- _Material provided_
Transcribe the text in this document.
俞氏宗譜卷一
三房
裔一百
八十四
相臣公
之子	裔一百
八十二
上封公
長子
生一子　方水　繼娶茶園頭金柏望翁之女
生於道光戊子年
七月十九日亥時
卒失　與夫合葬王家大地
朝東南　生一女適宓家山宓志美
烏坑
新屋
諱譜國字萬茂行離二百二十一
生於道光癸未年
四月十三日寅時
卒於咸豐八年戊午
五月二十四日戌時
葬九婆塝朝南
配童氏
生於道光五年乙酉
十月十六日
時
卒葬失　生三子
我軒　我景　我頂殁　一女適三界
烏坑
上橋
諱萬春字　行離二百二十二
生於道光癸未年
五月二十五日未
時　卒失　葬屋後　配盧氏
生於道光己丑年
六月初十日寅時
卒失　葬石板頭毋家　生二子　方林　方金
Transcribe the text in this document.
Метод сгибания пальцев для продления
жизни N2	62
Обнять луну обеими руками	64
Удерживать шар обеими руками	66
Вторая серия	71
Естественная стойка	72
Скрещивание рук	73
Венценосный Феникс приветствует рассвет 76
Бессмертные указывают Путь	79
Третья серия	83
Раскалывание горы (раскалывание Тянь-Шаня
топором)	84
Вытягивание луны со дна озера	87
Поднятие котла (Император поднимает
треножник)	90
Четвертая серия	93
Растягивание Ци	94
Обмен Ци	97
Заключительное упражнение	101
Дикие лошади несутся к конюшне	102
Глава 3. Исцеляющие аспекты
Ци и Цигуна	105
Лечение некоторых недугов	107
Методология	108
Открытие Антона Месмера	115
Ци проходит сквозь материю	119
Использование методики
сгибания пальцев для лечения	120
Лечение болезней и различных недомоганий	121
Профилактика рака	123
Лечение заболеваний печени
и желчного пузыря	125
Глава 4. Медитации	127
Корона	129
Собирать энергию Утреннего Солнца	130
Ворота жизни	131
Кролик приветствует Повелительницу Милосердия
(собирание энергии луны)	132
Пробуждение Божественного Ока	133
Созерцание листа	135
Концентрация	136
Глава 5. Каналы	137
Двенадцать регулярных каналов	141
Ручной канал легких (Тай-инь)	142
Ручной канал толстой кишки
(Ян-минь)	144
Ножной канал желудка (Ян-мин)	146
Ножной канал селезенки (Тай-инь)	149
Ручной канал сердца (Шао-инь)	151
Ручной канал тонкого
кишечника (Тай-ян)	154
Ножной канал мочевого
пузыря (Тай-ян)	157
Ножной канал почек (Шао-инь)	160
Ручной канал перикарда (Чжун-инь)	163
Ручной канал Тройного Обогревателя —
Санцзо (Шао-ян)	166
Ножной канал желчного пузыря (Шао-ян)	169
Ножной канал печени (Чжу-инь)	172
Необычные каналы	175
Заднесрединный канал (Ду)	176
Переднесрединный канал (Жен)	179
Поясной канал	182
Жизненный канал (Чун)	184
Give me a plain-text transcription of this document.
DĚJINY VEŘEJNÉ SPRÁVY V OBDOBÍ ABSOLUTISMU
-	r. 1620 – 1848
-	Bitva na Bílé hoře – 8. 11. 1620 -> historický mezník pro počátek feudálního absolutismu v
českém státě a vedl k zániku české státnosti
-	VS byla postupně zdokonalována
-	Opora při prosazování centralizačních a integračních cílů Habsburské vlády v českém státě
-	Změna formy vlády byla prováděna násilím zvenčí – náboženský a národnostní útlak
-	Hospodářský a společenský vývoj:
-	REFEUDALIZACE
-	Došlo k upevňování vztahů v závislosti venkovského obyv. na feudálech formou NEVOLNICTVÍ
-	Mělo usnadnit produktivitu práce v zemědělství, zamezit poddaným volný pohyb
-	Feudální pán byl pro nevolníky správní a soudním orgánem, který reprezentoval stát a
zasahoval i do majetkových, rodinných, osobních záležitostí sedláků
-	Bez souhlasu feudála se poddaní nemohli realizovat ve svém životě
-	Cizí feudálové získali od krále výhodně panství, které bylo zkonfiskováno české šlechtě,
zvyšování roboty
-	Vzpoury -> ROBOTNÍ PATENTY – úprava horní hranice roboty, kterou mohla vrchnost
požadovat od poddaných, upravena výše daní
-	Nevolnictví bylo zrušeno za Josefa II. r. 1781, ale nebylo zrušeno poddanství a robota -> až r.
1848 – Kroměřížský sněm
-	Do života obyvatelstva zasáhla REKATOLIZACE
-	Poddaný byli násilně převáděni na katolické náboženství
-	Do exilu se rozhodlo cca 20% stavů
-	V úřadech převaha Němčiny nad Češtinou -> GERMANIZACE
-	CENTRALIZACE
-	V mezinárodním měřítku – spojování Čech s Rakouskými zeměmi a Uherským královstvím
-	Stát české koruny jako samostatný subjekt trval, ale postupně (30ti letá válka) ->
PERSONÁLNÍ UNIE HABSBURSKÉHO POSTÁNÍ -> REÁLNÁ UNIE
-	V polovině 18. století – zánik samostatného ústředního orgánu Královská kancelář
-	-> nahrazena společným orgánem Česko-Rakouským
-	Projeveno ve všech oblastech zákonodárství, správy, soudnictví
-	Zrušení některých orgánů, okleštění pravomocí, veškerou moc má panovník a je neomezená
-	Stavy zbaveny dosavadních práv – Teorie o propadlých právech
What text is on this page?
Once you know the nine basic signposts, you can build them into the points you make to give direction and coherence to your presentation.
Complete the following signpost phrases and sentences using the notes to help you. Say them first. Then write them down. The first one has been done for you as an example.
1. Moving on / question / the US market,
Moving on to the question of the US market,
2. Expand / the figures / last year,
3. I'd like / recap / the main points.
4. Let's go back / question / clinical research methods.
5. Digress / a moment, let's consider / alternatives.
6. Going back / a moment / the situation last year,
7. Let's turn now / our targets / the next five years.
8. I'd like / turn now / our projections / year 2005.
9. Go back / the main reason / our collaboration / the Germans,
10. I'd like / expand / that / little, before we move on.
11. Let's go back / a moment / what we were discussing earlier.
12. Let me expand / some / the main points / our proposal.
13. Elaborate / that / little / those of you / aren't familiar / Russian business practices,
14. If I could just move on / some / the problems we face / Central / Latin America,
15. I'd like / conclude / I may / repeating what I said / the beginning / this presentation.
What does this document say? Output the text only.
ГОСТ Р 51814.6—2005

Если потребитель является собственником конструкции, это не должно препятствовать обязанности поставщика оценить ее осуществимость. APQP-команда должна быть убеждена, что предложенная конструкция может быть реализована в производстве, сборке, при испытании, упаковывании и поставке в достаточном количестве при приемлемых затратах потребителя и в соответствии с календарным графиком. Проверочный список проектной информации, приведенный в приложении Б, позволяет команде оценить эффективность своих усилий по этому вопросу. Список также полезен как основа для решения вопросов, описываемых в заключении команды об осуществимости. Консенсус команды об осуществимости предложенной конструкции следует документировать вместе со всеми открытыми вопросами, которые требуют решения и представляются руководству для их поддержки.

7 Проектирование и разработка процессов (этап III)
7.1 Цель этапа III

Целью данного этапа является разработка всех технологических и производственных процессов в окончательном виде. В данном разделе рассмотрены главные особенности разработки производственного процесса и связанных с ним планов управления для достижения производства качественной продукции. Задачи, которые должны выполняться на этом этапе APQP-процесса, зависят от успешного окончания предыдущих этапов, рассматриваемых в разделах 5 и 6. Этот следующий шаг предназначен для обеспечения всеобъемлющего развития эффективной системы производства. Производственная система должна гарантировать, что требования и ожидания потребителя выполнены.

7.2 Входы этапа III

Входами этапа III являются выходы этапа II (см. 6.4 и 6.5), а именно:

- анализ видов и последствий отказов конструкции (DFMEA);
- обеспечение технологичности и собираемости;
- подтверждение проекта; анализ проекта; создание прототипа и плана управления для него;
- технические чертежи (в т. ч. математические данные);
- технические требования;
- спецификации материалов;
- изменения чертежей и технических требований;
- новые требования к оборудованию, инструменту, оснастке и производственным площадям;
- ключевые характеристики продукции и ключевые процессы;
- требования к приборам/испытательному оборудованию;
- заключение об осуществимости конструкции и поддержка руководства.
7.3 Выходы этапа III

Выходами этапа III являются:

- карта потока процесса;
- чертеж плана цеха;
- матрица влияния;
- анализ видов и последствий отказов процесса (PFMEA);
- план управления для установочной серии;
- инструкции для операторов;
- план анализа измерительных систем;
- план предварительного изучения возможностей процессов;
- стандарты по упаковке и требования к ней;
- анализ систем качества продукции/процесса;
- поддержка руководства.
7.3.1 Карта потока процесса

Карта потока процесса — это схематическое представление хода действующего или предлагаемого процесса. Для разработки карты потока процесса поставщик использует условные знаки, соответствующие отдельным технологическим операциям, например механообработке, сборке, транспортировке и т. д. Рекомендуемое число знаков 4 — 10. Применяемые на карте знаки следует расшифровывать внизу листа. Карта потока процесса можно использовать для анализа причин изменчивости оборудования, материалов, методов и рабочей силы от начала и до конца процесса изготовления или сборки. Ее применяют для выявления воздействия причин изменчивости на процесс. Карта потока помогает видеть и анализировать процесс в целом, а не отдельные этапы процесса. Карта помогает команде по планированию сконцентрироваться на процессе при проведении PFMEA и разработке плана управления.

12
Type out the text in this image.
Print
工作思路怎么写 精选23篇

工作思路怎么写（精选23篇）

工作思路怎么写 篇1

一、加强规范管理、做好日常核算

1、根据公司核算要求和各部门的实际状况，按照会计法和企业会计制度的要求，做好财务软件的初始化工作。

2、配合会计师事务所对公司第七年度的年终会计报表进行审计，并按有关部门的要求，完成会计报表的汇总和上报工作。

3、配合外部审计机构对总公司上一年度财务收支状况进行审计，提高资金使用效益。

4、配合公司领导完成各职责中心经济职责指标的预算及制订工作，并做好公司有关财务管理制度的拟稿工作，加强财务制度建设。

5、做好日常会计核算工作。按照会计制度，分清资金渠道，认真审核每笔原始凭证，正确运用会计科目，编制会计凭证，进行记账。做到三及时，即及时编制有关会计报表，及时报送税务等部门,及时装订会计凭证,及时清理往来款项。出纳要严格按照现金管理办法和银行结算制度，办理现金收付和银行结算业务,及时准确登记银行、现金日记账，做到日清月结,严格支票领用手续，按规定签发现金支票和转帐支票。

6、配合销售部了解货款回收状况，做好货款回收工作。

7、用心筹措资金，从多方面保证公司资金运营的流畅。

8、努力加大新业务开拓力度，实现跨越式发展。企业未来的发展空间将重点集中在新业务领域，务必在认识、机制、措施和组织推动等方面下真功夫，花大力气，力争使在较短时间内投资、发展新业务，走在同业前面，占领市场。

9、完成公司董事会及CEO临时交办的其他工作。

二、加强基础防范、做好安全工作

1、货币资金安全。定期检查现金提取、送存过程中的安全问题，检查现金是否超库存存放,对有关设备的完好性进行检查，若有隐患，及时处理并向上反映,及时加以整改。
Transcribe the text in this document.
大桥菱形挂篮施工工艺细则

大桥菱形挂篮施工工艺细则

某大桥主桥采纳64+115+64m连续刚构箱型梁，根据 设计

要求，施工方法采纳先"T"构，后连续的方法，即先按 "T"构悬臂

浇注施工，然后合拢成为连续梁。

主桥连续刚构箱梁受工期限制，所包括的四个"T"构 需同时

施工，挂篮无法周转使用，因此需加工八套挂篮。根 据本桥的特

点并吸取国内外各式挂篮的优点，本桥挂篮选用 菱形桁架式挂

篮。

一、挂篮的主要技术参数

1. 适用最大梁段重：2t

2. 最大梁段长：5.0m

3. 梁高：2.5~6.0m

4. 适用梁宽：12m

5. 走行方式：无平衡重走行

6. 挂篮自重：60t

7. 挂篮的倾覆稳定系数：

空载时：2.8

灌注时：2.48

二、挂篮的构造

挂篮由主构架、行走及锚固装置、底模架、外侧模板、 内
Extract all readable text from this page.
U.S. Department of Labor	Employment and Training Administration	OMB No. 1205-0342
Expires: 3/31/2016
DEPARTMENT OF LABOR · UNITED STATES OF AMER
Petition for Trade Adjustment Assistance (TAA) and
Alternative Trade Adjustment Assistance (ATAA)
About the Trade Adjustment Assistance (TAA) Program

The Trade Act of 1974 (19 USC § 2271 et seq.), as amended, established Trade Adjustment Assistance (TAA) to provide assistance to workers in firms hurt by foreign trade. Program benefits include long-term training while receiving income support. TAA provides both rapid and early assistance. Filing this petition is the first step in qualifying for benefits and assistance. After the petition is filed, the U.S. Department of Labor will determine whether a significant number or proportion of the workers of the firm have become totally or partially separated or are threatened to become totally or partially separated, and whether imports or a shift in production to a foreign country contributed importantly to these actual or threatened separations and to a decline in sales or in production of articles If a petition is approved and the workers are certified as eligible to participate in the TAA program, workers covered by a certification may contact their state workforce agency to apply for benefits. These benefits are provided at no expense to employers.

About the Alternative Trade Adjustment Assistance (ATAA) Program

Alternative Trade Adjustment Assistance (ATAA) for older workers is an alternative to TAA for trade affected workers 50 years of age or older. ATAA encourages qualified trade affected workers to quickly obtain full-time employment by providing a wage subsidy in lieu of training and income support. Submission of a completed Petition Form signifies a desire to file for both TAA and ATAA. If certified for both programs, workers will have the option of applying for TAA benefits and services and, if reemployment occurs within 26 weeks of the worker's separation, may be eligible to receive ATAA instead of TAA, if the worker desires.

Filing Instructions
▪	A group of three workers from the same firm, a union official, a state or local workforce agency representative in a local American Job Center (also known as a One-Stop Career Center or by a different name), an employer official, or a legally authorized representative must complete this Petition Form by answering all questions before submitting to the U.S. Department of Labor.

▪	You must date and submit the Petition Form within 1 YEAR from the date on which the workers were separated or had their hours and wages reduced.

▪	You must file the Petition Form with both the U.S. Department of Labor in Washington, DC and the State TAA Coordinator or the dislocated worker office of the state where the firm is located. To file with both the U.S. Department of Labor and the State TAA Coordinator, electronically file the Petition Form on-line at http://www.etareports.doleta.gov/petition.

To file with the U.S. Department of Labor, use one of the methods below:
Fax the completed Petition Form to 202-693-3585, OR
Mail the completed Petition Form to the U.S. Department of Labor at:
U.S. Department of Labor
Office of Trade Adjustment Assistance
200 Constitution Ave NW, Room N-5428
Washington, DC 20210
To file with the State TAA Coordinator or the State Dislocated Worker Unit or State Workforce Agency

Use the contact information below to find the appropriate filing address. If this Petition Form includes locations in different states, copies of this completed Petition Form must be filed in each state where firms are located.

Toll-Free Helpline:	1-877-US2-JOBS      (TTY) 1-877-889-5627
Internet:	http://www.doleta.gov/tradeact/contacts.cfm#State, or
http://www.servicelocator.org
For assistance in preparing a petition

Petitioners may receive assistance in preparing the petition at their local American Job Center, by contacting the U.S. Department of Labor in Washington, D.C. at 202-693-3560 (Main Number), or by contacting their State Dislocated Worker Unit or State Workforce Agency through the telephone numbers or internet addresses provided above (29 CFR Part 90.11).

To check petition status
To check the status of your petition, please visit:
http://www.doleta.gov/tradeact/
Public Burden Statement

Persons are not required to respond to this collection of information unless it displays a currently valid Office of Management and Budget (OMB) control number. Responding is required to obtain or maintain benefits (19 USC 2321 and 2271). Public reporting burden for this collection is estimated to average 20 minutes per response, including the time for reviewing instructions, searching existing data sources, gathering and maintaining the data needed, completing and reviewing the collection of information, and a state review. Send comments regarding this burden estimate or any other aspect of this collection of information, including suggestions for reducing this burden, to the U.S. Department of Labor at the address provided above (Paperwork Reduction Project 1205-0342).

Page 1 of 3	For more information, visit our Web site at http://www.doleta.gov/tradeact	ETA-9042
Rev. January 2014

- _Written task_
Gather up every line in the data above that contains the word "presentation", copying each one.

- _The result_
Once you know the nine basic signposts, you can build them into the points you make to give direction and coherence to your presentation.
15. I'd like / conclude / I may / repeating what I said / the beginning / this presentation.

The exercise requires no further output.